[WHAT THE TASK ASKS] Reproduce every line of the entries below verbatim, leaving out the pictures.
━━━━━━━━
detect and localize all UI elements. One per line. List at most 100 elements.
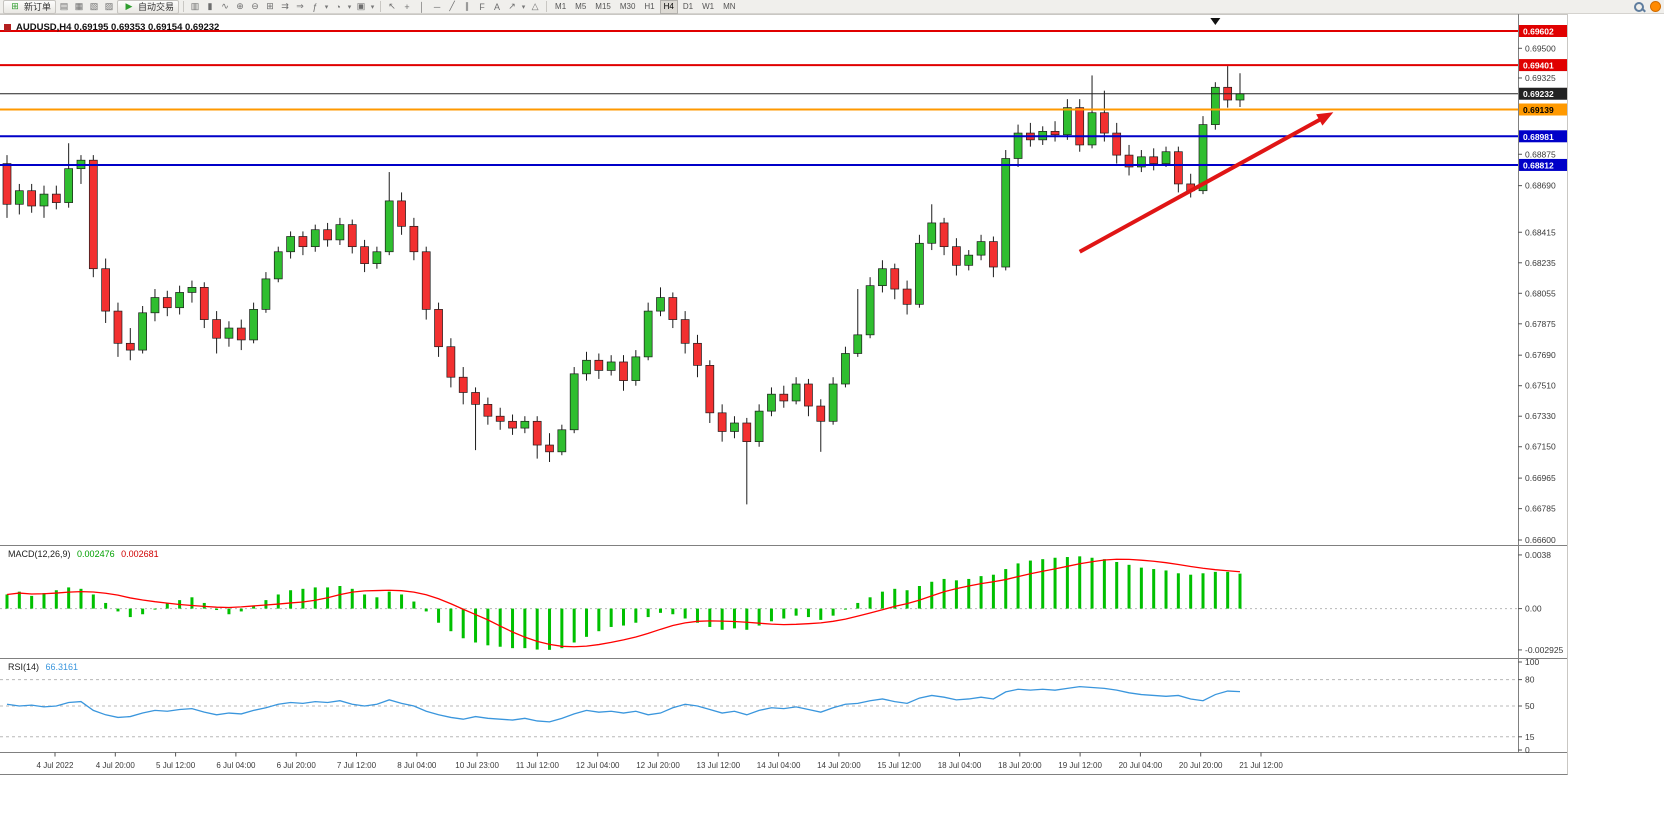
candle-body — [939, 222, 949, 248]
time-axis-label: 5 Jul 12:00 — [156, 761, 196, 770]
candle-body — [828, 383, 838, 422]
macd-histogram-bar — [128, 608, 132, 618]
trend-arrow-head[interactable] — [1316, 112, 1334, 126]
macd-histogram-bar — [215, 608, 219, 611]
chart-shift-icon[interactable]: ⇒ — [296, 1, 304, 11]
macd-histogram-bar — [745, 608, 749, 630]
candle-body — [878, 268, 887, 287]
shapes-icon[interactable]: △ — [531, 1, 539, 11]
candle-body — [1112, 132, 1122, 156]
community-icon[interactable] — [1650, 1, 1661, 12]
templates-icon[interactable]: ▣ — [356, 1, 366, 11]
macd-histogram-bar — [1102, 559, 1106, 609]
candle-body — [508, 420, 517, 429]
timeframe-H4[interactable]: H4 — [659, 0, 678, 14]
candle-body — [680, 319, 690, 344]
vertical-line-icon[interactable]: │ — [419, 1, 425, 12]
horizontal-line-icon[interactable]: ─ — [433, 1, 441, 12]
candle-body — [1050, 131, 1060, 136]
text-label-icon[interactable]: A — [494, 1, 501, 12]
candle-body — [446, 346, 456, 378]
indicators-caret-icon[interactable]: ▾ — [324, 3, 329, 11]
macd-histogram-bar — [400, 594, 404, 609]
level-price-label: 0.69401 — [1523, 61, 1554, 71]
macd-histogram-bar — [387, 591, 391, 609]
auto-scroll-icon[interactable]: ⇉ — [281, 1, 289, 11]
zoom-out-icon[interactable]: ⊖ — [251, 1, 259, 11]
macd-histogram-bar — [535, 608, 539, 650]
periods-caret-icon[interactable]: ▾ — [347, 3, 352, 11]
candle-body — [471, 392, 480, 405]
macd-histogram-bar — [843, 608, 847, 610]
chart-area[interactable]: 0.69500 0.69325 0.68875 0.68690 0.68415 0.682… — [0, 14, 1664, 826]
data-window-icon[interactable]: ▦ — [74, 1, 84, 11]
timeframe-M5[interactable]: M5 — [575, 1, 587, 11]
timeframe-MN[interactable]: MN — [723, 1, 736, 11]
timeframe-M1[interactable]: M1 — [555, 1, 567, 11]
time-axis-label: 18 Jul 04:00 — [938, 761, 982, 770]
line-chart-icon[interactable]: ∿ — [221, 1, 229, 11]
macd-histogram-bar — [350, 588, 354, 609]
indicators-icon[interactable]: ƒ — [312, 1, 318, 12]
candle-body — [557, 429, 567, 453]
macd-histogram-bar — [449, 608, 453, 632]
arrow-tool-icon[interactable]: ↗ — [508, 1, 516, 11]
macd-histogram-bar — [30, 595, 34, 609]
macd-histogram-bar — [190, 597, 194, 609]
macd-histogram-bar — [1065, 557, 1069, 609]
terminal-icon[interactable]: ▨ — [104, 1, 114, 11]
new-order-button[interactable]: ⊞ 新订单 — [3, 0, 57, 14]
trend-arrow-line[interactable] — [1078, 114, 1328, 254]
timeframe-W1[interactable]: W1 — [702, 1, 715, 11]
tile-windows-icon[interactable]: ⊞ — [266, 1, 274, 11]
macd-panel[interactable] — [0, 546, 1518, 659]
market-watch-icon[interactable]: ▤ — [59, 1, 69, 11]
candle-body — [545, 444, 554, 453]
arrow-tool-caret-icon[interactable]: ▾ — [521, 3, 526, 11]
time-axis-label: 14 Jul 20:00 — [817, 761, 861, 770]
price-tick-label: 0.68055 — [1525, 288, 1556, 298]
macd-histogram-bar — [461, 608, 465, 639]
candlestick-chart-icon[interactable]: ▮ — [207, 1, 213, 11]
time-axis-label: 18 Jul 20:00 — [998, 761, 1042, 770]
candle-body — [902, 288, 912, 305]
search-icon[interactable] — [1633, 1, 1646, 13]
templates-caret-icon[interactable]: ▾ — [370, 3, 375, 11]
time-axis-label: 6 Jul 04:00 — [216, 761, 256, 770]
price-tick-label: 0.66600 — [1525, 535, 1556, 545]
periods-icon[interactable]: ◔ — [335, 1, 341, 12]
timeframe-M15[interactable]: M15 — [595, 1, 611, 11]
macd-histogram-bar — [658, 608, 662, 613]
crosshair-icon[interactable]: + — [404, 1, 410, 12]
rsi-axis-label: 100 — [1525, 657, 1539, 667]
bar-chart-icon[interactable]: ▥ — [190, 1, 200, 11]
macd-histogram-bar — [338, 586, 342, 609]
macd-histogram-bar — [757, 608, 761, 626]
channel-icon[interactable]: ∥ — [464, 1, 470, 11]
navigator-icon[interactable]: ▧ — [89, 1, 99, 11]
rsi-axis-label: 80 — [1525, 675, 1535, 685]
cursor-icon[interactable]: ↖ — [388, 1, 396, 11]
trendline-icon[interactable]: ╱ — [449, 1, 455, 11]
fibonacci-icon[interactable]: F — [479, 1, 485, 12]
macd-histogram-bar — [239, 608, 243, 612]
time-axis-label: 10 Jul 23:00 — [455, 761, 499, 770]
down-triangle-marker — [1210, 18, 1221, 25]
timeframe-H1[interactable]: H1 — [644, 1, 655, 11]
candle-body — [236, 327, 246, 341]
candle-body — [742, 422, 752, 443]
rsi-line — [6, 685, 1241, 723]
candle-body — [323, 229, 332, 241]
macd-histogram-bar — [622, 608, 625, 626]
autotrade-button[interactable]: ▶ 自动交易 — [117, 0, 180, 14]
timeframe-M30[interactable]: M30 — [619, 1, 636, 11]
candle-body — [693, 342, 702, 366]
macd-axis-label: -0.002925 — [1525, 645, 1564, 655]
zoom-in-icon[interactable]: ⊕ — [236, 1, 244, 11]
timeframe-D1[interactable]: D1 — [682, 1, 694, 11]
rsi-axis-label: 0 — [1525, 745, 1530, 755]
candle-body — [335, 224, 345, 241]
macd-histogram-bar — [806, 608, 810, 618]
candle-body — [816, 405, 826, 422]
━━━━━━━━
[TASK ANSWER]
detect and localize all UI elements. One per line. List at most 100 elements.
candle-body — [939, 222, 949, 248]
time-axis-label: 5 Jul 12:00 — [156, 761, 196, 770]
candle-body — [828, 383, 838, 422]
macd-histogram-bar — [128, 608, 132, 618]
trend-arrow-head[interactable] — [1316, 112, 1334, 126]
macd-histogram-bar — [215, 608, 219, 611]
chart-shift-icon[interactable]: ⇒ — [296, 1, 304, 11]
macd-histogram-bar — [745, 608, 749, 630]
candle-body — [878, 268, 887, 287]
shapes-icon[interactable]: △ — [531, 1, 539, 11]
candle-body — [1112, 132, 1122, 156]
community-icon[interactable] — [1650, 1, 1661, 12]
templates-icon[interactable]: ▣ — [356, 1, 366, 11]
macd-histogram-bar — [1102, 559, 1106, 609]
candle-body — [508, 420, 517, 429]
timeframe-H4[interactable]: H4 — [659, 0, 678, 14]
candle-body — [680, 319, 690, 344]
vertical-line-icon[interactable]: │ — [419, 1, 425, 12]
horizontal-line-icon[interactable]: ─ — [433, 1, 441, 12]
candle-body — [1050, 131, 1060, 136]
text-label-icon[interactable]: A — [494, 1, 501, 12]
candle-body — [446, 346, 456, 378]
indicators-caret-icon[interactable]: ▾ — [324, 3, 329, 11]
macd-histogram-bar — [400, 594, 404, 609]
level-price-label: 0.69401 — [1523, 61, 1554, 71]
macd-histogram-bar — [387, 591, 391, 609]
auto-scroll-icon[interactable]: ⇉ — [281, 1, 289, 11]
zoom-out-icon[interactable]: ⊖ — [251, 1, 259, 11]
macd-histogram-bar — [535, 608, 539, 650]
periods-caret-icon[interactable]: ▾ — [347, 3, 352, 11]
candle-body — [471, 392, 480, 405]
macd-histogram-bar — [843, 608, 847, 610]
chart-area[interactable]: 0.69500 0.69325 0.68875 0.68690 0.68415 0.682… — [0, 14, 1664, 826]
data-window-icon[interactable]: ▦ — [74, 1, 84, 11]
timeframe-M5[interactable]: M5 — [575, 1, 587, 11]
timeframe-MN[interactable]: MN — [723, 1, 736, 11]
timeframe-M1[interactable]: M1 — [555, 1, 567, 11]
time-axis-label: 18 Jul 04:00 — [938, 761, 982, 770]
line-chart-icon[interactable]: ∿ — [221, 1, 229, 11]
macd-histogram-bar — [350, 588, 354, 609]
indicators-icon[interactable]: ƒ — [312, 1, 318, 12]
candle-body — [557, 429, 567, 453]
macd-histogram-bar — [449, 608, 453, 632]
arrow-tool-icon[interactable]: ↗ — [508, 1, 516, 11]
macd-histogram-bar — [30, 595, 34, 609]
macd-histogram-bar — [190, 597, 194, 609]
macd-histogram-bar — [1065, 557, 1069, 609]
terminal-icon[interactable]: ▨ — [104, 1, 114, 11]
new-order-button[interactable]: ⊞ 新订单 — [3, 0, 57, 14]
trend-arrow-line[interactable] — [1078, 114, 1328, 254]
timeframe-W1[interactable]: W1 — [702, 1, 715, 11]
tile-windows-icon[interactable]: ⊞ — [266, 1, 274, 11]
macd-panel[interactable] — [0, 546, 1518, 659]
market-watch-icon[interactable]: ▤ — [59, 1, 69, 11]
candle-body — [545, 444, 554, 453]
arrow-tool-caret-icon[interactable]: ▾ — [521, 3, 526, 11]
time-axis-label: 14 Jul 20:00 — [817, 761, 861, 770]
price-tick-label: 0.68055 — [1525, 288, 1556, 298]
macd-histogram-bar — [461, 608, 465, 639]
candlestick-chart-icon[interactable]: ▮ — [207, 1, 213, 11]
time-axis-label: 18 Jul 20:00 — [998, 761, 1042, 770]
candle-body — [902, 288, 912, 305]
search-icon[interactable] — [1633, 1, 1646, 13]
templates-caret-icon[interactable]: ▾ — [370, 3, 375, 11]
time-axis-label: 6 Jul 04:00 — [216, 761, 256, 770]
price-tick-label: 0.66600 — [1525, 535, 1556, 545]
periods-icon[interactable]: ◔ — [335, 1, 341, 12]
timeframe-M15[interactable]: M15 — [595, 1, 611, 11]
macd-histogram-bar — [658, 608, 662, 613]
crosshair-icon[interactable]: + — [404, 1, 410, 12]
rsi-axis-label: 100 — [1525, 657, 1539, 667]
bar-chart-icon[interactable]: ▥ — [190, 1, 200, 11]
macd-histogram-bar — [338, 586, 342, 609]
macd-histogram-bar — [757, 608, 761, 626]
channel-icon[interactable]: ∥ — [464, 1, 470, 11]
navigator-icon[interactable]: ▧ — [89, 1, 99, 11]
rsi-axis-label: 80 — [1525, 675, 1535, 685]
cursor-icon[interactable]: ↖ — [388, 1, 396, 11]
trendline-icon[interactable]: ╱ — [449, 1, 455, 11]
fibonacci-icon[interactable]: F — [479, 1, 485, 12]
macd-histogram-bar — [239, 608, 243, 612]
time-axis-label: 10 Jul 23:00 — [455, 761, 499, 770]
down-triangle-marker — [1210, 18, 1221, 25]
timeframe-H1[interactable]: H1 — [644, 1, 655, 11]
candle-body — [236, 327, 246, 341]
candle-body — [742, 422, 752, 443]
rsi-line — [6, 685, 1241, 723]
candle-body — [323, 229, 332, 241]
macd-histogram-bar — [622, 608, 625, 626]
autotrade-button[interactable]: ▶ 自动交易 — [117, 0, 180, 14]
timeframe-M30[interactable]: M30 — [619, 1, 636, 11]
candle-body — [693, 342, 702, 366]
macd-axis-label: -0.002925 — [1525, 645, 1564, 655]
zoom-in-icon[interactable]: ⊕ — [236, 1, 244, 11]
timeframe-D1[interactable]: D1 — [682, 1, 694, 11]
rsi-axis-label: 0 — [1525, 745, 1530, 755]
candle-body — [335, 224, 345, 241]
macd-histogram-bar — [806, 608, 810, 618]
candle-body — [816, 405, 826, 422]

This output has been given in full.